Data excerpts:

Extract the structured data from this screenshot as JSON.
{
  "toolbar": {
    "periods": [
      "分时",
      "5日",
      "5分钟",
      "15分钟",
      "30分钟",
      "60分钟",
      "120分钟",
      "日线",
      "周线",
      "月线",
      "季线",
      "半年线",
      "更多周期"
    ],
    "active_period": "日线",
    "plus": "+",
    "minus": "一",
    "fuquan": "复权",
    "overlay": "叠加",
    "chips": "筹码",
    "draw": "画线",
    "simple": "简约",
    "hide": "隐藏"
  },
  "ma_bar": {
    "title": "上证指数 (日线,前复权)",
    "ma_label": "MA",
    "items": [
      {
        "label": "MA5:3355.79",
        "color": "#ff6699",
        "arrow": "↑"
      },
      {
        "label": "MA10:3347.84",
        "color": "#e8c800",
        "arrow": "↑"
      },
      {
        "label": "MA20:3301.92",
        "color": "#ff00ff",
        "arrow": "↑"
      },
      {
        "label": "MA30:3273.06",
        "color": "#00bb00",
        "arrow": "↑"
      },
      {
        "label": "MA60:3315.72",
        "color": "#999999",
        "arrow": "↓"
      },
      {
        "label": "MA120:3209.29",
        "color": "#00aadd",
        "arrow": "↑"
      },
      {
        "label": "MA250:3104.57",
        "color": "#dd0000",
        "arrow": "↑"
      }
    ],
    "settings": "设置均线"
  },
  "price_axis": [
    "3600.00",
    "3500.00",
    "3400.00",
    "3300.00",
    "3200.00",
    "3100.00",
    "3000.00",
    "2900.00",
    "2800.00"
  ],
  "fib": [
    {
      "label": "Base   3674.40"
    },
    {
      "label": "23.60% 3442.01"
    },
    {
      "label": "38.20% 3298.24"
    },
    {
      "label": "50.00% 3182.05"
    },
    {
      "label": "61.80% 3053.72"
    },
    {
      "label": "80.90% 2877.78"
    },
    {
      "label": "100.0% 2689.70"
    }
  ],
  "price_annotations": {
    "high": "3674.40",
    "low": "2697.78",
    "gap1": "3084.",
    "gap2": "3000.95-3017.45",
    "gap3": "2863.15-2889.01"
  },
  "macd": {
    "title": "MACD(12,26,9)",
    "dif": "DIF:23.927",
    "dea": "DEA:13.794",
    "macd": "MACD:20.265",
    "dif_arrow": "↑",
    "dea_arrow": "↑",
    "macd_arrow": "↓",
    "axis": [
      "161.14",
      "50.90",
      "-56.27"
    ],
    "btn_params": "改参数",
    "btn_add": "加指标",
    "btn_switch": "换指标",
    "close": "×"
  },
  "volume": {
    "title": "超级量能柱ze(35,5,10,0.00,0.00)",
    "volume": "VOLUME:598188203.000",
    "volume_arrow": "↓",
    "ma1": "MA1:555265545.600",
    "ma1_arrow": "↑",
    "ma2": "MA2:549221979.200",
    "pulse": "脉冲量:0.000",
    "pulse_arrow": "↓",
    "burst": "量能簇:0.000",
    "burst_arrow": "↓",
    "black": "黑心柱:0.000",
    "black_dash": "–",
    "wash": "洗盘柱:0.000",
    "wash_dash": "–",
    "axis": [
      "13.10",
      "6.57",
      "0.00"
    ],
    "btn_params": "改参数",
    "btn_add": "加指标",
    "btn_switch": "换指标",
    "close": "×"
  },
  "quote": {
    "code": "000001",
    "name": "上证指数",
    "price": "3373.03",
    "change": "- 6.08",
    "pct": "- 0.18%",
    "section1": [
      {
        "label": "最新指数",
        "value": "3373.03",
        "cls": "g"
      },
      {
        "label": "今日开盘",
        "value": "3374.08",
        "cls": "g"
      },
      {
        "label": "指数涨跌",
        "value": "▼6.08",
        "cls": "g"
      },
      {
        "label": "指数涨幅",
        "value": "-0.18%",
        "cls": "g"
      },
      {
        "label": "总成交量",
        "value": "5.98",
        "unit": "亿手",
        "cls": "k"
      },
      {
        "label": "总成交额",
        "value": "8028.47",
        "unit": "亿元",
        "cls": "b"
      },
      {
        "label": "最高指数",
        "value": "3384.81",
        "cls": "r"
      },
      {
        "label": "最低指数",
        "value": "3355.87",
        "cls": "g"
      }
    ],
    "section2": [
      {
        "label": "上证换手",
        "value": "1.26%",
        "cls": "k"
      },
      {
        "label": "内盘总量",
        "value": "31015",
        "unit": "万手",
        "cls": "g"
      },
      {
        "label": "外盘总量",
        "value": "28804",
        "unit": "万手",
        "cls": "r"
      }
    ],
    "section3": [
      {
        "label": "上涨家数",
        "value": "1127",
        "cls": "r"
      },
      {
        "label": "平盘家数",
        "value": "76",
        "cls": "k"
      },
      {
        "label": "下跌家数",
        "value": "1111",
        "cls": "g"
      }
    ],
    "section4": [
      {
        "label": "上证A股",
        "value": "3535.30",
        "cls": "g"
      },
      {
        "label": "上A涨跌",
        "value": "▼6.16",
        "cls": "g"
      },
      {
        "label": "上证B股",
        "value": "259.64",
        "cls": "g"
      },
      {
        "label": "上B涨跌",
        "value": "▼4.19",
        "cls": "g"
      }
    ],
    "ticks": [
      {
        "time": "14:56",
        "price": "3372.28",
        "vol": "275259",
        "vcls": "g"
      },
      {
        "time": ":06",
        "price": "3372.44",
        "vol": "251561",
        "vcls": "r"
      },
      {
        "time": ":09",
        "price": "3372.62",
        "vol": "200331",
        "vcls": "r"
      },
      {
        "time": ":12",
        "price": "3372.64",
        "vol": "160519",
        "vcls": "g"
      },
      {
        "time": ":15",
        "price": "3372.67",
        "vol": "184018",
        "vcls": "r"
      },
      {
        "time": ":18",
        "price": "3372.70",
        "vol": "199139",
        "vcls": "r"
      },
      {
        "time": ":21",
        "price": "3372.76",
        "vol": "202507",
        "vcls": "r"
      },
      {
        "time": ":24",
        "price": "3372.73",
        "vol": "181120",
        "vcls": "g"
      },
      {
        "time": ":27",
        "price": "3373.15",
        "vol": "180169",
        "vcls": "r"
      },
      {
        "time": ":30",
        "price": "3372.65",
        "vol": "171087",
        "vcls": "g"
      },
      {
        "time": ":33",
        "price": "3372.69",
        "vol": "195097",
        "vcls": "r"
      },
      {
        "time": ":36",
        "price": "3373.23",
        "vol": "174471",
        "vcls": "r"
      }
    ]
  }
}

> **EXERCISE**:
Reproduce the entire listing word for word.

> **TASK RESULT**:
Extract the structured data from this screenshot as JSON.
{
  "toolbar": {
    "periods": [
      "分时",
      "5日",
      "5分钟",
      "15分钟",
      "30分钟",
      "60分钟",
      "120分钟",
      "日线",
      "周线",
      "月线",
      "季线",
      "半年线",
      "更多周期"
    ],
    "active_period": "日线",
    "plus": "+",
    "minus": "一",
    "fuquan": "复权",
    "overlay": "叠加",
    "chips": "筹码",
    "draw": "画线",
    "simple": "简约",
    "hide": "隐藏"
  },
  "ma_bar": {
    "title": "上证指数 (日线,前复权)",
    "ma_label": "MA",
    "items": [
      {
        "label": "MA5:3355.79",
        "color": "#ff6699",
        "arrow": "↑"
      },
      {
        "label": "MA10:3347.84",
        "color": "#e8c800",
        "arrow": "↑"
      },
      {
        "label": "MA20:3301.92",
        "color": "#ff00ff",
        "arrow": "↑"
      },
      {
        "label": "MA30:3273.06",
        "color": "#00bb00",
        "arrow": "↑"
      },
      {
        "label": "MA60:3315.72",
        "color": "#999999",
        "arrow": "↓"
      },
      {
        "label": "MA120:3209.29",
        "color": "#00aadd",
        "arrow": "↑"
      },
      {
        "label": "MA250:3104.57",
        "color": "#dd0000",
        "arrow": "↑"
      }
    ],
    "settings": "设置均线"
  },
  "price_axis": [
    "3600.00",
    "3500.00",
    "3400.00",
    "3300.00",
    "3200.00",
    "3100.00",
    "3000.00",
    "2900.00",
    "2800.00"
  ],
  "fib": [
    {
      "label": "Base   3674.40"
    },
    {
      "label": "23.60% 3442.01"
    },
    {
      "label": "38.20% 3298.24"
    },
    {
      "label": "50.00% 3182.05"
    },
    {
      "label": "61.80% 3053.72"
    },
    {
      "label": "80.90% 2877.78"
    },
    {
      "label": "100.0% 2689.70"
    }
  ],
  "price_annotations": {
    "high": "3674.40",
    "low": "2697.78",
    "gap1": "3084.",
    "gap2": "3000.95-3017.45",
    "gap3": "2863.15-2889.01"
  },
  "macd": {
    "title": "MACD(12,26,9)",
    "dif": "DIF:23.927",
    "dea": "DEA:13.794",
    "macd": "MACD:20.265",
    "dif_arrow": "↑",
    "dea_arrow": "↑",
    "macd_arrow": "↓",
    "axis": [
      "161.14",
      "50.90",
      "-56.27"
    ],
    "btn_params": "改参数",
    "btn_add": "加指标",
    "btn_switch": "换指标",
    "close": "×"
  },
  "volume": {
    "title": "超级量能柱ze(35,5,10,0.00,0.00)",
    "volume": "VOLUME:598188203.000",
    "volume_arrow": "↓",
    "ma1": "MA1:555265545.600",
    "ma1_arrow": "↑",
    "ma2": "MA2:549221979.200",
    "pulse": "脉冲量:0.000",
    "pulse_arrow": "↓",
    "burst": "量能簇:0.000",
    "burst_arrow": "↓",
    "black": "黑心柱:0.000",
    "black_dash": "–",
    "wash": "洗盘柱:0.000",
    "wash_dash": "–",
    "axis": [
      "13.10",
      "6.57",
      "0.00"
    ],
    "btn_params": "改参数",
    "btn_add": "加指标",
    "btn_switch": "换指标",
    "close": "×"
  },
  "quote": {
    "code": "000001",
    "name": "上证指数",
    "price": "3373.03",
    "change": "- 6.08",
    "pct": "- 0.18%",
    "section1": [
      {
        "label": "最新指数",
        "value": "3373.03",
        "cls": "g"
      },
      {
        "label": "今日开盘",
        "value": "3374.08",
        "cls": "g"
      },
      {
        "label": "指数涨跌",
        "value": "▼6.08",
        "cls": "g"
      },
      {
        "label": "指数涨幅",
        "value": "-0.18%",
        "cls": "g"
      },
      {
        "label": "总成交量",
        "value": "5.98",
        "unit": "亿手",
        "cls": "k"
      },
      {
        "label": "总成交额",
        "value": "8028.47",
        "unit": "亿元",
        "cls": "b"
      },
      {
        "label": "最高指数",
        "value": "3384.81",
        "cls": "r"
      },
      {
        "label": "最低指数",
        "value": "3355.87",
        "cls": "g"
      }
    ],
    "section2": [
      {
        "label": "上证换手",
        "value": "1.26%",
        "cls": "k"
      },
      {
        "label": "内盘总量",
        "value": "31015",
        "unit": "万手",
        "cls": "g"
      },
      {
        "label": "外盘总量",
        "value": "28804",
        "unit": "万手",
        "cls": "r"
      }
    ],
    "section3": [
      {
        "label": "上涨家数",
        "value": "1127",
        "cls": "r"
      },
      {
        "label": "平盘家数",
        "value": "76",
        "cls": "k"
      },
      {
        "label": "下跌家数",
        "value": "1111",
        "cls": "g"
      }
    ],
    "section4": [
      {
        "label": "上证A股",
        "value": "3535.30",
        "cls": "g"
      },
      {
        "label": "上A涨跌",
        "value": "▼6.16",
        "cls": "g"
      },
      {
        "label": "上证B股",
        "value": "259.64",
        "cls": "g"
      },
      {
        "label": "上B涨跌",
        "value": "▼4.19",
        "cls": "g"
      }
    ],
    "ticks": [
      {
        "time": "14:56",
        "price": "3372.28",
        "vol": "275259",
        "vcls": "g"
      },
      {
        "time": ":06",
        "price": "3372.44",
        "vol": "251561",
        "vcls": "r"
      },
      {
        "time": ":09",
        "price": "3372.62",
        "vol": "200331",
        "vcls": "r"
      },
      {
        "time": ":12",
        "price": "3372.64",
        "vol": "160519",
        "vcls": "g"
      },
      {
        "time": ":15",
        "price": "3372.67",
        "vol": "184018",
        "vcls": "r"
      },
      {
        "time": ":18",
        "price": "3372.70",
        "vol": "199139",
        "vcls": "r"
      },
      {
        "time": ":21",
        "price": "3372.76",
        "vol": "202507",
        "vcls": "r"
      },
      {
        "time": ":24",
        "price": "3372.73",
        "vol": "181120",
        "vcls": "g"
      },
      {
        "time": ":27",
        "price": "3373.15",
        "vol": "180169",
        "vcls": "r"
      },
      {
        "time": ":30",
        "price": "3372.65",
        "vol": "171087",
        "vcls": "g"
      },
      {
        "time": ":33",
        "price": "3372.69",
        "vol": "195097",
        "vcls": "r"
      },
      {
        "time": ":36",
        "price": "3373.23",
        "vol": "174471",
        "vcls": "r"
      }
    ]
  }
}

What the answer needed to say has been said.